## [REQUIRED TASK]
Below is a block of records. Copy every line in it that contains the word "kini".

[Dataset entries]
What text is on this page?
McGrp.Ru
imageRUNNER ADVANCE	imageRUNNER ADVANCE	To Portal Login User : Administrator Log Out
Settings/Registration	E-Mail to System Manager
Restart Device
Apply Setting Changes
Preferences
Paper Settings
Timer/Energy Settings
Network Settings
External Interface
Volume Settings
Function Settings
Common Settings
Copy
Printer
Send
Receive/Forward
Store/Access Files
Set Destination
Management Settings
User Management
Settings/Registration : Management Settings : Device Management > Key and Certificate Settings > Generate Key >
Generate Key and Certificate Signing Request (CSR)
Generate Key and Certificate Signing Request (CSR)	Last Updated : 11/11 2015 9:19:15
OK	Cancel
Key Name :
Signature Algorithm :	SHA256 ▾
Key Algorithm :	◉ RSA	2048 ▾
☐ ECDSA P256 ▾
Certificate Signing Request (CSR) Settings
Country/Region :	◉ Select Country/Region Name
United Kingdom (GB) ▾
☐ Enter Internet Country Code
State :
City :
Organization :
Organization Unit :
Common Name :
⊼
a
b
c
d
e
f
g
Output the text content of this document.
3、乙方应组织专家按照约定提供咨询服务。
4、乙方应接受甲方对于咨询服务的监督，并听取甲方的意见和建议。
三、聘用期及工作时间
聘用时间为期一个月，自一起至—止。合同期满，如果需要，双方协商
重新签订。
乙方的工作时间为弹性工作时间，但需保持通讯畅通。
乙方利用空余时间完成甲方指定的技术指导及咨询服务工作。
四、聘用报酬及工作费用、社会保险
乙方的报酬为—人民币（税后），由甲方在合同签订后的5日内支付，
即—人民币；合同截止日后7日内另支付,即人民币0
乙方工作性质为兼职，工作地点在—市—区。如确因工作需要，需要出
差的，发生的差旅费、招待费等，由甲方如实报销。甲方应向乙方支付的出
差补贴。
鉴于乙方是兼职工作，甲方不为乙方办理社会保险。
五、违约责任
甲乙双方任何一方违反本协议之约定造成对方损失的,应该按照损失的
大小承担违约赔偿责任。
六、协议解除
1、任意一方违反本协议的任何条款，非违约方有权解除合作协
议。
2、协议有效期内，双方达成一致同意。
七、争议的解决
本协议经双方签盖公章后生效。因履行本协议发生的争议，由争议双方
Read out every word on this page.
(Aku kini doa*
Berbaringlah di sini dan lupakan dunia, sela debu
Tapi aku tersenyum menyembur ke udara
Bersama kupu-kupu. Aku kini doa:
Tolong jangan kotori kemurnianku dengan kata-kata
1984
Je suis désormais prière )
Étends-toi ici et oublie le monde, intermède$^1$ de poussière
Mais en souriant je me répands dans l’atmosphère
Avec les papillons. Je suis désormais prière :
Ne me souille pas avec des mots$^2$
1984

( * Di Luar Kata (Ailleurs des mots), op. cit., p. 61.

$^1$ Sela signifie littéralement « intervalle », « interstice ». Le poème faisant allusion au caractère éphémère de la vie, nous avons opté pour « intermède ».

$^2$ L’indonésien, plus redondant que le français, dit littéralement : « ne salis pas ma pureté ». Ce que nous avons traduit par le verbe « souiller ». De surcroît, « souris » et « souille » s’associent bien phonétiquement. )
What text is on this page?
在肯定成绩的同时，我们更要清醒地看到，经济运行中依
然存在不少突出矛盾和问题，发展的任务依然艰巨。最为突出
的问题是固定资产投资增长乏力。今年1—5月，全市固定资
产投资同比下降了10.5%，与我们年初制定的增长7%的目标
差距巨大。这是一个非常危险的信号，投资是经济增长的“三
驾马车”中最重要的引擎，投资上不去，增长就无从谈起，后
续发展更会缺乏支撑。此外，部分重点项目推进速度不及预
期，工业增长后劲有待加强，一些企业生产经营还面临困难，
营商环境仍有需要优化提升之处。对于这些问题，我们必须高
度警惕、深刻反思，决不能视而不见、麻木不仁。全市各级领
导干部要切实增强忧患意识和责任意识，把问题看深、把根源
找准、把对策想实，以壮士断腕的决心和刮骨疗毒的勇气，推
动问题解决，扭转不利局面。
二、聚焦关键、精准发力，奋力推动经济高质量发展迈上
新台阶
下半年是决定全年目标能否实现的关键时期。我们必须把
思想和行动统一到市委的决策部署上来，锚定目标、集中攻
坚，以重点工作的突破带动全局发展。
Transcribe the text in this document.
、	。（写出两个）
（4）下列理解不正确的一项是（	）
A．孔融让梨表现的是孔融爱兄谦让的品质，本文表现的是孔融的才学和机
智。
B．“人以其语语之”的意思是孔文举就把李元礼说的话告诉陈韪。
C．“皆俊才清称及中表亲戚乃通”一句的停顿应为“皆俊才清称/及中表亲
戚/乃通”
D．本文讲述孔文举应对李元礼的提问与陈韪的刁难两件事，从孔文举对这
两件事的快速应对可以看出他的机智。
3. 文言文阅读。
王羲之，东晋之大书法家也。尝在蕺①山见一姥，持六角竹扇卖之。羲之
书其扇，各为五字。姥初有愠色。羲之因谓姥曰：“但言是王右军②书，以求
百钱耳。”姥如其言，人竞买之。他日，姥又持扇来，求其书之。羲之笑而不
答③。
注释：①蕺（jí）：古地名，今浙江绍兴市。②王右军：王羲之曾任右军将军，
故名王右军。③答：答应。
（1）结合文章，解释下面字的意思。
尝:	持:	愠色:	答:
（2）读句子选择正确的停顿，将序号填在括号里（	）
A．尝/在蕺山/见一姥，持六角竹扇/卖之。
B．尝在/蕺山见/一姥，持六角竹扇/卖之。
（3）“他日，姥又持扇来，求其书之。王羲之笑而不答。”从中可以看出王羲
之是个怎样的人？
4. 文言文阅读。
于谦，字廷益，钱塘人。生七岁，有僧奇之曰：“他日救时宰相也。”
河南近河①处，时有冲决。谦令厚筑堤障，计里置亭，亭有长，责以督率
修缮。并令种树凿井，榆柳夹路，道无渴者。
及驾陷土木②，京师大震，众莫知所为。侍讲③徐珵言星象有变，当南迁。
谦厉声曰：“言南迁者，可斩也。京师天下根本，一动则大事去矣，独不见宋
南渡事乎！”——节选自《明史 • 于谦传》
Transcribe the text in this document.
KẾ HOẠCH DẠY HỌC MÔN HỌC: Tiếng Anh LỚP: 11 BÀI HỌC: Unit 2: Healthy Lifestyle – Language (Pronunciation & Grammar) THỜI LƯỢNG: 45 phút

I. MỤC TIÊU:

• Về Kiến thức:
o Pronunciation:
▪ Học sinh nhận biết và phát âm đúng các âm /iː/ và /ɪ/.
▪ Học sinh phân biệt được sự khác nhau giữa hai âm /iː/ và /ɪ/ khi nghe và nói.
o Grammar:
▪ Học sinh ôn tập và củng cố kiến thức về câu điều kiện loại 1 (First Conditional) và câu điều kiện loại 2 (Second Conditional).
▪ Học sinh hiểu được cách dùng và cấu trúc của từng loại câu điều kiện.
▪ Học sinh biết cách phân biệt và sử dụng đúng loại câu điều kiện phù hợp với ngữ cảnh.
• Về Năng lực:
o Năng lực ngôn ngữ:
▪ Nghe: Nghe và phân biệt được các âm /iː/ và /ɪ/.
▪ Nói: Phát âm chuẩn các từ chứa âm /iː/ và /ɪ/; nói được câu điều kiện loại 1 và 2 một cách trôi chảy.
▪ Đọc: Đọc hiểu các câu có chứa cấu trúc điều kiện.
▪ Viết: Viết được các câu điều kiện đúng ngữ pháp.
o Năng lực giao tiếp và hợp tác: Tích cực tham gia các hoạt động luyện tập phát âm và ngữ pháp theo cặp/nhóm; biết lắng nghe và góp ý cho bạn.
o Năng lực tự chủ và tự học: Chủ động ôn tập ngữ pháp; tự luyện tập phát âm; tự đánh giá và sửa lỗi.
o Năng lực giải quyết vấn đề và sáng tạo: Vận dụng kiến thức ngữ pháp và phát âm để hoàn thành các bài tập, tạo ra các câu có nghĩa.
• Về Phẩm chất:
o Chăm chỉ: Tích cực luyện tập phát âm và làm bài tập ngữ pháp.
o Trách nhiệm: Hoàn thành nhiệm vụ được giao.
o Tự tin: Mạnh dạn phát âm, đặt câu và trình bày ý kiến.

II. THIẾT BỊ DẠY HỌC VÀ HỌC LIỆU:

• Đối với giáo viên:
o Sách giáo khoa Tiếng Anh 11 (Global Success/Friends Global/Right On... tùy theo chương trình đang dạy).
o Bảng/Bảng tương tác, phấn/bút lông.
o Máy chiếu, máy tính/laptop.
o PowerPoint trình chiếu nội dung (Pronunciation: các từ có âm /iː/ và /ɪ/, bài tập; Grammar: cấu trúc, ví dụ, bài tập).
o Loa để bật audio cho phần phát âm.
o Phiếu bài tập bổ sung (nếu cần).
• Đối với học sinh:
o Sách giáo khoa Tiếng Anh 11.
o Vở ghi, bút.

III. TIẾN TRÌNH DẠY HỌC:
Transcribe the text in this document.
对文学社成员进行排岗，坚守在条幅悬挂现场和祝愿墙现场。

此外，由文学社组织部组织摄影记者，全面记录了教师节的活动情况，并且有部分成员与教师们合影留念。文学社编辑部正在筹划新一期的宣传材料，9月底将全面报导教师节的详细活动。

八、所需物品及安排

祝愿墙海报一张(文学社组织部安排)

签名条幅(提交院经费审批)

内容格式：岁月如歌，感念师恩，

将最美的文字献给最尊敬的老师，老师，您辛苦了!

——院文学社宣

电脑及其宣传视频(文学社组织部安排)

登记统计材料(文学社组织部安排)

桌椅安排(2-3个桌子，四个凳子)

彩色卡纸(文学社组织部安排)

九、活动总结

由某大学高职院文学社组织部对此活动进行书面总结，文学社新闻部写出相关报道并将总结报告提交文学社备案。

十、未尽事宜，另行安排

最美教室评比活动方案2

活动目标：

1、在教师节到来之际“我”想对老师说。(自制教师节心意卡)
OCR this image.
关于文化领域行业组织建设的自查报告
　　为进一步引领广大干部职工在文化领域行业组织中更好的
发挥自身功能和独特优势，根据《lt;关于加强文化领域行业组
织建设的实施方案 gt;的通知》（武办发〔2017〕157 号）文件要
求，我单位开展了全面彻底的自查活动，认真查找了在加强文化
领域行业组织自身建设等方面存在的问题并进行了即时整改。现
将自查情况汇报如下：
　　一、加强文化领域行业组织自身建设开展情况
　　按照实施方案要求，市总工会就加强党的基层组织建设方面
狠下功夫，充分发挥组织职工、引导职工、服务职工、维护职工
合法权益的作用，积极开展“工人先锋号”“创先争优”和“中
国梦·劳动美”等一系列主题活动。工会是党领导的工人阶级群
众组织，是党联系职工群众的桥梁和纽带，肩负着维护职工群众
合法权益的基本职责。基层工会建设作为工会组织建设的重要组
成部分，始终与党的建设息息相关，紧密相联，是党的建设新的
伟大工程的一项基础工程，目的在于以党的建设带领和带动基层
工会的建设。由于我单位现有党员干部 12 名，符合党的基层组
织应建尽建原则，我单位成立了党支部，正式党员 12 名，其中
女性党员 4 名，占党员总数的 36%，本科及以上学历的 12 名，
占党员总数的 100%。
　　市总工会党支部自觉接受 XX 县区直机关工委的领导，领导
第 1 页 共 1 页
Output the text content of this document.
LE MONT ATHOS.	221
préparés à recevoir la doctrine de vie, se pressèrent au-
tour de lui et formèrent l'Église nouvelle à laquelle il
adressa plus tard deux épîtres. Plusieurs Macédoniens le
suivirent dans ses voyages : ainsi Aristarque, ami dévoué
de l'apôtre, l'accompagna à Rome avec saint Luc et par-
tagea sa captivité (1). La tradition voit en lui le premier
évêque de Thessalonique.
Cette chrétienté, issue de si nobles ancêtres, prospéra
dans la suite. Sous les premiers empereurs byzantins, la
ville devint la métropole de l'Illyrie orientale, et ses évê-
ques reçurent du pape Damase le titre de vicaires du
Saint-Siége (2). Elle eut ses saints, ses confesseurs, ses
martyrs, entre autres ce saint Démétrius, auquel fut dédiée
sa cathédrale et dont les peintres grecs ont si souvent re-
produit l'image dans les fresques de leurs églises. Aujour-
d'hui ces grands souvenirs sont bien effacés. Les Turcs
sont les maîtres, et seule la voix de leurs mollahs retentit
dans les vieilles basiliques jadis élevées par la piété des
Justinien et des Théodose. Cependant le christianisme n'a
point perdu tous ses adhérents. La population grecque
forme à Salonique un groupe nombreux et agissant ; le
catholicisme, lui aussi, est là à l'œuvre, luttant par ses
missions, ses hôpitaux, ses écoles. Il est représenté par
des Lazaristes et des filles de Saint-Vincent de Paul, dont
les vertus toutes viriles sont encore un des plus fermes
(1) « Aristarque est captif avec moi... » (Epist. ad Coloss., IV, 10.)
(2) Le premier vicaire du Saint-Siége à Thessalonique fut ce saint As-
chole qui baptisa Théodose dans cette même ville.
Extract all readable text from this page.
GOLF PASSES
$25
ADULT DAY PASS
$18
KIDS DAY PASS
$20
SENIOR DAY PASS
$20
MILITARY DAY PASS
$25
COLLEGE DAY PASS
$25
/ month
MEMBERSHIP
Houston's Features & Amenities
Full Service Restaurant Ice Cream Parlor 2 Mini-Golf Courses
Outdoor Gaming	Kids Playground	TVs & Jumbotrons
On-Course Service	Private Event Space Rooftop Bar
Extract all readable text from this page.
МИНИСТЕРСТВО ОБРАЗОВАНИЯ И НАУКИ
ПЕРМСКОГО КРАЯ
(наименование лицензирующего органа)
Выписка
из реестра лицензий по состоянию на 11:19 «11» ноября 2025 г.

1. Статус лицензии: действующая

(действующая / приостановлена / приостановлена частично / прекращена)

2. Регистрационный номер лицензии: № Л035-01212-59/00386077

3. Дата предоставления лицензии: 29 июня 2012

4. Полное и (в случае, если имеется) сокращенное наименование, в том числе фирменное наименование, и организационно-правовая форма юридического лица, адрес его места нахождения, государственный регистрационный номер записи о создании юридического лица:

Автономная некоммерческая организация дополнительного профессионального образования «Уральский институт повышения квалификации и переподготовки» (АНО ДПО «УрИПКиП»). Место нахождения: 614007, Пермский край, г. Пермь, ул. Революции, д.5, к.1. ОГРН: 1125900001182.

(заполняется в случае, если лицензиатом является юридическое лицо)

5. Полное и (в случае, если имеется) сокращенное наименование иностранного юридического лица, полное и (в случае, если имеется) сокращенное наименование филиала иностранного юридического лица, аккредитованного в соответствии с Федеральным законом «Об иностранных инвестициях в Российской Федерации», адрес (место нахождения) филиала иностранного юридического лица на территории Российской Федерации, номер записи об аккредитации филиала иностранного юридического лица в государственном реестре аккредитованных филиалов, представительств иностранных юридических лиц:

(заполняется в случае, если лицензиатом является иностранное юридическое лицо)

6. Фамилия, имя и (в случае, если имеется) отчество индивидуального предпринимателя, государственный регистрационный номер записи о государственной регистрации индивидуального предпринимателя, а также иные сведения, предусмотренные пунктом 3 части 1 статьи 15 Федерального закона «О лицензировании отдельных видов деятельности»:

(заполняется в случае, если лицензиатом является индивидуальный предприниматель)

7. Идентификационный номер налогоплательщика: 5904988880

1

## [COMPLETED TASK]
(Aku kini doa*
Bersama kupu-kupu. Aku kini doa:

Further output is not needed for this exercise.